-- Work required --
Copy the data below line for line, with no changes.

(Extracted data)
_ _ _ _ _ _ _

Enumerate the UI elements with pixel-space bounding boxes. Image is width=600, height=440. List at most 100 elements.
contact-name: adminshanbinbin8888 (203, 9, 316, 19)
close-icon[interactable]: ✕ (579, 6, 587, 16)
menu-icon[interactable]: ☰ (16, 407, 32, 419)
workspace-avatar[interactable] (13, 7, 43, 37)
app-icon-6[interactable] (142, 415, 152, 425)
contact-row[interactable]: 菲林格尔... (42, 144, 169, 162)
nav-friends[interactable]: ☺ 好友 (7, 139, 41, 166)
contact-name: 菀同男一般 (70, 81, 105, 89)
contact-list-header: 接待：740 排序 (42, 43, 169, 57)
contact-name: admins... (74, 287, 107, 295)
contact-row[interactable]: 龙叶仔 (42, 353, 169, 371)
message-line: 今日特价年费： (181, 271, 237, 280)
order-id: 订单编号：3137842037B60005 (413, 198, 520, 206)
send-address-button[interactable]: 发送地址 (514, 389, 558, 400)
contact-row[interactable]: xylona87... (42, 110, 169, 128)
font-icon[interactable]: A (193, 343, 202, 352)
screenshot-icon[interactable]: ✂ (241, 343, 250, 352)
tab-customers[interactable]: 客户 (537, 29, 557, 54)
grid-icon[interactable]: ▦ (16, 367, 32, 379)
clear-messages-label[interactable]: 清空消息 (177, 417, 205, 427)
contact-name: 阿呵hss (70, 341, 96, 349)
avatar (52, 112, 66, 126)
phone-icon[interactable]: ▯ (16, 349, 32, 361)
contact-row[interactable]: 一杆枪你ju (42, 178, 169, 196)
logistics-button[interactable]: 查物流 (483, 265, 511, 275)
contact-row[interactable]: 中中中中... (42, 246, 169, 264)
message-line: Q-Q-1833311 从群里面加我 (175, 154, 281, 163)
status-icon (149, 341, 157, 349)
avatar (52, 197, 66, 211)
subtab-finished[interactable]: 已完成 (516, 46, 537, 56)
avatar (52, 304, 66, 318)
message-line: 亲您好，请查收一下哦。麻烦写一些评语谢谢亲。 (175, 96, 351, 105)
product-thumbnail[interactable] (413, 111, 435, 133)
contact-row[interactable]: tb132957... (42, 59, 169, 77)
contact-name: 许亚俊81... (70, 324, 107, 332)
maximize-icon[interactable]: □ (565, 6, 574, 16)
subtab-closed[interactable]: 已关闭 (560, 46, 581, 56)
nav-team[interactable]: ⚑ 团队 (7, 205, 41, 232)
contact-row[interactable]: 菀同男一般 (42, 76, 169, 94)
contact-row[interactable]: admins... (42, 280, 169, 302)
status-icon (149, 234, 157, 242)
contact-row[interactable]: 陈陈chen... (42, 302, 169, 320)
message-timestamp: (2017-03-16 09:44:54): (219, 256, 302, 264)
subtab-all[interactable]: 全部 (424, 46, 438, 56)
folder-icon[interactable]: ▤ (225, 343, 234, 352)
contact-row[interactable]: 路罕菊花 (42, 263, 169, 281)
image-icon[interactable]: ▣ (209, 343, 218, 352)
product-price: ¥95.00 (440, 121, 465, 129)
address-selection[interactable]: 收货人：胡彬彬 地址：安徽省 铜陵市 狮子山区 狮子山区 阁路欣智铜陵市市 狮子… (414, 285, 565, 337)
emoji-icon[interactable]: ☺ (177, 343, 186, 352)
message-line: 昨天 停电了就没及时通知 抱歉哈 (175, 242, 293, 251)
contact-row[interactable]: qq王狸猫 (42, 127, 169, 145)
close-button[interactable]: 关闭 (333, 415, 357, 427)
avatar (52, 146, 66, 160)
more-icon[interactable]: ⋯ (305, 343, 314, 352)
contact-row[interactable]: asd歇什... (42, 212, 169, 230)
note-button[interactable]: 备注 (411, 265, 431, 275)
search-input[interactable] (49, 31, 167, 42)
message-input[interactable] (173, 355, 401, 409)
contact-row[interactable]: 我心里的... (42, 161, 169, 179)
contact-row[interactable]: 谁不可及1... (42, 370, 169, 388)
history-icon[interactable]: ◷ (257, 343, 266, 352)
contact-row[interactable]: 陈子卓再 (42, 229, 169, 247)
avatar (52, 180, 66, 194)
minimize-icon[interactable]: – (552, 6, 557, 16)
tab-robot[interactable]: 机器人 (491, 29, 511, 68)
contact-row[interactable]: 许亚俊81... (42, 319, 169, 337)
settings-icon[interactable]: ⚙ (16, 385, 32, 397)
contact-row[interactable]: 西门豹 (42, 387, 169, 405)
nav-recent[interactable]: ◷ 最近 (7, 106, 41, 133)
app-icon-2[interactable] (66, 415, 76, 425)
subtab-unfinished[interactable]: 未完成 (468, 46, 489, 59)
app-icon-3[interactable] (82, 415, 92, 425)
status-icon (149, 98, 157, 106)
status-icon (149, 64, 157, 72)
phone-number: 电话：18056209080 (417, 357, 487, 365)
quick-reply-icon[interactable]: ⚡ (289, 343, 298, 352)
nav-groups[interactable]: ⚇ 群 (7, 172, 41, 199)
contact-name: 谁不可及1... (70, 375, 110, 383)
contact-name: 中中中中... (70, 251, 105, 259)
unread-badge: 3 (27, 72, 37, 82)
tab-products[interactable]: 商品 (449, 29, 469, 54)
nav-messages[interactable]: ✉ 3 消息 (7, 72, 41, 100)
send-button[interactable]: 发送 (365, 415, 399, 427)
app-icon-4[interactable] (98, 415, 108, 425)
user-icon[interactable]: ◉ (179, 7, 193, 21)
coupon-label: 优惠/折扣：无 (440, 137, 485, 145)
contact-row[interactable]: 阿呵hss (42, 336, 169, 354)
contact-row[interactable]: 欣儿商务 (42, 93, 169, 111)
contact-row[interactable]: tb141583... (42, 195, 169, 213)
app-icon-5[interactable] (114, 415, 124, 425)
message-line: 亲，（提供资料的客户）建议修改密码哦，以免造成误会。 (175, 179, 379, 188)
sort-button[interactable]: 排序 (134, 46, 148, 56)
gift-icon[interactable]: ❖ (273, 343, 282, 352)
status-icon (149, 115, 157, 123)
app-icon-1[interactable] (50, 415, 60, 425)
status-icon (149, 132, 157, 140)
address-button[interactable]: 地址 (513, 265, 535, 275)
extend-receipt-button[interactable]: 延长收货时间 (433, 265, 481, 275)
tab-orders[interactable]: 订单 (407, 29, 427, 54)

_ _ _ _ _ _ _

-- Worked solution --
Enumerate the UI elements with pixel-space bounding boxes. Image is width=600, height=440. List at most 100 elements.
contact-name: adminshanbinbin8888 (203, 9, 316, 19)
close-icon[interactable]: ✕ (579, 6, 587, 16)
menu-icon[interactable]: ☰ (16, 407, 32, 419)
workspace-avatar[interactable] (13, 7, 43, 37)
app-icon-6[interactable] (142, 415, 152, 425)
contact-row[interactable]: 菲林格尔... (42, 144, 169, 162)
nav-friends[interactable]: ☺ 好友 (7, 139, 41, 166)
contact-name: 菀同男一般 (70, 81, 105, 89)
contact-list-header: 接待：740 排序 (42, 43, 169, 57)
contact-name: admins... (74, 287, 107, 295)
contact-row[interactable]: 龙叶仔 (42, 353, 169, 371)
message-line: 今日特价年费： (181, 271, 237, 280)
order-id: 订单编号：3137842037B60005 (413, 198, 520, 206)
send-address-button[interactable]: 发送地址 (514, 389, 558, 400)
contact-row[interactable]: xylona87... (42, 110, 169, 128)
font-icon[interactable]: A (193, 343, 202, 352)
screenshot-icon[interactable]: ✂ (241, 343, 250, 352)
tab-customers[interactable]: 客户 (537, 29, 557, 54)
grid-icon[interactable]: ▦ (16, 367, 32, 379)
clear-messages-label[interactable]: 清空消息 (177, 417, 205, 427)
contact-name: 阿呵hss (70, 341, 96, 349)
avatar (52, 112, 66, 126)
phone-icon[interactable]: ▯ (16, 349, 32, 361)
contact-row[interactable]: 一杆枪你ju (42, 178, 169, 196)
logistics-button[interactable]: 查物流 (483, 265, 511, 275)
contact-row[interactable]: 中中中中... (42, 246, 169, 264)
message-line: Q-Q-1833311 从群里面加我 (175, 154, 281, 163)
status-icon (149, 341, 157, 349)
avatar (52, 197, 66, 211)
subtab-finished[interactable]: 已完成 (516, 46, 537, 56)
avatar (52, 304, 66, 318)
message-line: 亲您好，请查收一下哦。麻烦写一些评语谢谢亲。 (175, 96, 351, 105)
product-thumbnail[interactable] (413, 111, 435, 133)
contact-row[interactable]: tb132957... (42, 59, 169, 77)
contact-name: 许亚俊81... (70, 324, 107, 332)
maximize-icon[interactable]: □ (565, 6, 574, 16)
subtab-closed[interactable]: 已关闭 (560, 46, 581, 56)
nav-team[interactable]: ⚑ 团队 (7, 205, 41, 232)
contact-row[interactable]: 菀同男一般 (42, 76, 169, 94)
contact-row[interactable]: admins... (42, 280, 169, 302)
status-icon (149, 234, 157, 242)
contact-row[interactable]: 陈陈chen... (42, 302, 169, 320)
message-timestamp: (2017-03-16 09:44:54): (219, 256, 302, 264)
subtab-all[interactable]: 全部 (424, 46, 438, 56)
folder-icon[interactable]: ▤ (225, 343, 234, 352)
contact-row[interactable]: 路罕菊花 (42, 263, 169, 281)
image-icon[interactable]: ▣ (209, 343, 218, 352)
product-price: ¥95.00 (440, 121, 465, 129)
address-selection[interactable]: 收货人：胡彬彬 地址：安徽省 铜陵市 狮子山区 狮子山区 阁路欣智铜陵市市 狮子… (414, 285, 565, 337)
emoji-icon[interactable]: ☺ (177, 343, 186, 352)
message-line: 昨天 停电了就没及时通知 抱歉哈 (175, 242, 293, 251)
contact-row[interactable]: qq王狸猫 (42, 127, 169, 145)
close-button[interactable]: 关闭 (333, 415, 357, 427)
avatar (52, 146, 66, 160)
more-icon[interactable]: ⋯ (305, 343, 314, 352)
contact-row[interactable]: asd歇什... (42, 212, 169, 230)
note-button[interactable]: 备注 (411, 265, 431, 275)
search-input[interactable] (49, 31, 167, 42)
message-input[interactable] (173, 355, 401, 409)
contact-row[interactable]: 我心里的... (42, 161, 169, 179)
contact-row[interactable]: 谁不可及1... (42, 370, 169, 388)
history-icon[interactable]: ◷ (257, 343, 266, 352)
contact-row[interactable]: 陈子卓再 (42, 229, 169, 247)
avatar (52, 180, 66, 194)
minimize-icon[interactable]: – (552, 6, 557, 16)
tab-robot[interactable]: 机器人 (491, 29, 511, 68)
contact-row[interactable]: 许亚俊81... (42, 319, 169, 337)
settings-icon[interactable]: ⚙ (16, 385, 32, 397)
contact-row[interactable]: 西门豹 (42, 387, 169, 405)
nav-recent[interactable]: ◷ 最近 (7, 106, 41, 133)
app-icon-2[interactable] (66, 415, 76, 425)
subtab-unfinished[interactable]: 未完成 (468, 46, 489, 59)
app-icon-3[interactable] (82, 415, 92, 425)
status-icon (149, 98, 157, 106)
status-icon (149, 64, 157, 72)
phone-number: 电话：18056209080 (417, 357, 487, 365)
quick-reply-icon[interactable]: ⚡ (289, 343, 298, 352)
nav-groups[interactable]: ⚇ 群 (7, 172, 41, 199)
contact-name: 谁不可及1... (70, 375, 110, 383)
contact-name: 中中中中... (70, 251, 105, 259)
unread-badge: 3 (27, 72, 37, 82)
tab-products[interactable]: 商品 (449, 29, 469, 54)
nav-messages[interactable]: ✉ 3 消息 (7, 72, 41, 100)
send-button[interactable]: 发送 (365, 415, 399, 427)
app-icon-4[interactable] (98, 415, 108, 425)
user-icon[interactable]: ◉ (179, 7, 193, 21)
coupon-label: 优惠/折扣：无 (440, 137, 485, 145)
contact-row[interactable]: 阿呵hss (42, 336, 169, 354)
contact-row[interactable]: 欣儿商务 (42, 93, 169, 111)
contact-row[interactable]: tb141583... (42, 195, 169, 213)
app-icon-5[interactable] (114, 415, 124, 425)
message-line: 亲，（提供资料的客户）建议修改密码哦，以免造成误会。 (175, 179, 379, 188)
sort-button[interactable]: 排序 (134, 46, 148, 56)
gift-icon[interactable]: ❖ (273, 343, 282, 352)
status-icon (149, 115, 157, 123)
app-icon-1[interactable] (50, 415, 60, 425)
status-icon (149, 132, 157, 140)
address-button[interactable]: 地址 (513, 265, 535, 275)
extend-receipt-button[interactable]: 延长收货时间 (433, 265, 481, 275)
tab-orders[interactable]: 订单 (407, 29, 427, 54)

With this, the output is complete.